-------- Supplied entries

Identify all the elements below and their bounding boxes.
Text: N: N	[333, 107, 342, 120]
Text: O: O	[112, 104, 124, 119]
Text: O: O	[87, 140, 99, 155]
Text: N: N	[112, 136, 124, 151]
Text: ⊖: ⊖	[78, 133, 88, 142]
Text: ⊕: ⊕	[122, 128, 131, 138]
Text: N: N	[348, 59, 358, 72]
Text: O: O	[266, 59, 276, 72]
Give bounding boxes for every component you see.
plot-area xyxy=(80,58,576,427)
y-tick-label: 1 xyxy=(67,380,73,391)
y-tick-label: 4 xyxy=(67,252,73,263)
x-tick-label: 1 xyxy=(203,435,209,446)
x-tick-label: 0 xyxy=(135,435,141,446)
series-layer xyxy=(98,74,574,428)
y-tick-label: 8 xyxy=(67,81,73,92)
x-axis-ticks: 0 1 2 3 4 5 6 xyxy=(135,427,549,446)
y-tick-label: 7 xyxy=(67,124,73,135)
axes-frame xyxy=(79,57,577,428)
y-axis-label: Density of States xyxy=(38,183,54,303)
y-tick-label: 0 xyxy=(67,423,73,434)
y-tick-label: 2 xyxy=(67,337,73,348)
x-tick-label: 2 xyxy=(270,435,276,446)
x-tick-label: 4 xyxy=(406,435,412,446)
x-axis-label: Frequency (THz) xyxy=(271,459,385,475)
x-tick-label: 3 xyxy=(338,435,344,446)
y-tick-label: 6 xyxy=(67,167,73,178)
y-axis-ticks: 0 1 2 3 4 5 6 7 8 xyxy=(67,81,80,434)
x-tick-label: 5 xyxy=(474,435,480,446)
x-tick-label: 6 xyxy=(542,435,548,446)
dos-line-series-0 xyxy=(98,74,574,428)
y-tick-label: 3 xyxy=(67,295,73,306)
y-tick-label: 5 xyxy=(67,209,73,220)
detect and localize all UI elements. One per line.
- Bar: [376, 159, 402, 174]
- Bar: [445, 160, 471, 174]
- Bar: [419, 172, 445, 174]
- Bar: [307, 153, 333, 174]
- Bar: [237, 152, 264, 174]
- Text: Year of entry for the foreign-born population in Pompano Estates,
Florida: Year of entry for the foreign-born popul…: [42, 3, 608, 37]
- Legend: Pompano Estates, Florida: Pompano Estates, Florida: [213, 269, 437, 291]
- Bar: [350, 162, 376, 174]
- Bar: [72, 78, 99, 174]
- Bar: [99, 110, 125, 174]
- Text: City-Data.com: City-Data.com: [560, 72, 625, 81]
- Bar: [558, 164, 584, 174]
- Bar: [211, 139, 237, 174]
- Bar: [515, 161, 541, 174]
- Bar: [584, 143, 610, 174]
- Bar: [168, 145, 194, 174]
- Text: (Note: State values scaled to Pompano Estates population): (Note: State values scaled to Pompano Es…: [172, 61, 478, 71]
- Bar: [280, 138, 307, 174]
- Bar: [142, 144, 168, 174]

----------------

Rewrite every line of the entries above as a Markdown table with the columns Row and Line. Number the rows in order and leave out blank lines.

» Solution to the problem:
| Row | Line |
|---|---|
| 1 | Identify all the elements below and their bounding boxes. |
| 2 | Text: N: N	[333, 107, 342, 120] |
| 3 | Text: O: O	[112, 104, 124, 119] |
| 4 | Text: O: O	[87, 140, 99, 155] |
| 5 | Text: N: N	[112, 136, 124, 151] |
| 6 | Text: ⊖: ⊖	[78, 133, 88, 142] |
| 7 | Text: ⊕: ⊕	[122, 128, 131, 138] |
| 8 | Text: N: N	[348, 59, 358, 72] |
| 9 | Text: O: O	[266, 59, 276, 72] |
| 10 | Give bounding boxes for every component you see. |
| 11 | plot-area xyxy=(80,58,576,427) |
| 12 | y-tick-label: 1 xyxy=(67,380,73,391) |
| 13 | y-tick-label: 4 xyxy=(67,252,73,263) |
| 14 | x-tick-label: 1 xyxy=(203,435,209,446) |
| 15 | x-tick-label: 0 xyxy=(135,435,141,446) |
| 16 | series-layer xyxy=(98,74,574,428) |
| 17 | y-tick-label: 8 xyxy=(67,81,73,92) |
| 18 | x-axis-ticks: 0 1 2 3 4 5 6 xyxy=(135,427,549,446) |
| 19 | y-tick-label: 7 xyxy=(67,124,73,135) |
| 20 | axes-frame xyxy=(79,57,577,428) |
| 21 | y-axis-label: Density of States xyxy=(38,183,54,303) |
| 22 | y-tick-label: 0 xyxy=(67,423,73,434) |
| 23 | y-tick-label: 2 xyxy=(67,337,73,348) |
| 24 | x-tick-label: 2 xyxy=(270,435,276,446) |
| 25 | x-tick-label: 4 xyxy=(406,435,412,446) |
| 26 | x-axis-label: Frequency (THz) xyxy=(271,459,385,475) |
| 27 | x-tick-label: 3 xyxy=(338,435,344,446) |
| 28 | y-tick-label: 6 xyxy=(67,167,73,178) |
| 29 | y-axis-ticks: 0 1 2 3 4 5 6 7 8 xyxy=(67,81,80,434) |
| 30 | x-tick-label: 5 xyxy=(474,435,480,446) |
| 31 | x-tick-label: 6 xyxy=(542,435,548,446) |
| 32 | dos-line-series-0 xyxy=(98,74,574,428) |
| 33 | y-tick-label: 3 xyxy=(67,295,73,306) |
| 34 | y-tick-label: 5 xyxy=(67,209,73,220) |
| 35 | detect and localize all UI elements. One per line. |
| 36 | - Bar: [376, 159, 402, 174] |
| 37 | - Bar: [445, 160, 471, 174] |
| 38 | - Bar: [419, 172, 445, 174] |
| 39 | - Bar: [307, 153, 333, 174] |
| 40 | - Bar: [237, 152, 264, 174] |
| 41 | - Text: Year of entry for the foreign-born population in Pompano Estates, |
| 42 | Florida: Year of entry for the foreign-born popul…: [42, 3, 608, 37] |
| 43 | - Legend: Pompano Estates, Florida: Pompano Estates, Florida: [213, 269, 437, 291] |
| 44 | - Bar: [350, 162, 376, 174] |
| 45 | - Bar: [72, 78, 99, 174] |
| 46 | - Bar: [99, 110, 125, 174] |
| 47 | - Text: City-Data.com: City-Data.com: [560, 72, 625, 81] |
| 48 | - Bar: [558, 164, 584, 174] |
| 49 | - Bar: [211, 139, 237, 174] |
| 50 | - Bar: [515, 161, 541, 174] |
| 51 | - Bar: [584, 143, 610, 174] |
| 52 | - Bar: [168, 145, 194, 174] |
| 53 | - Text: (Note: State values scaled to Pompano Estates population): (Note: State values scaled to Pompano Es…: [172, 61, 478, 71] |
| 54 | - Bar: [280, 138, 307, 174] |
| 55 | - Bar: [142, 144, 168, 174] |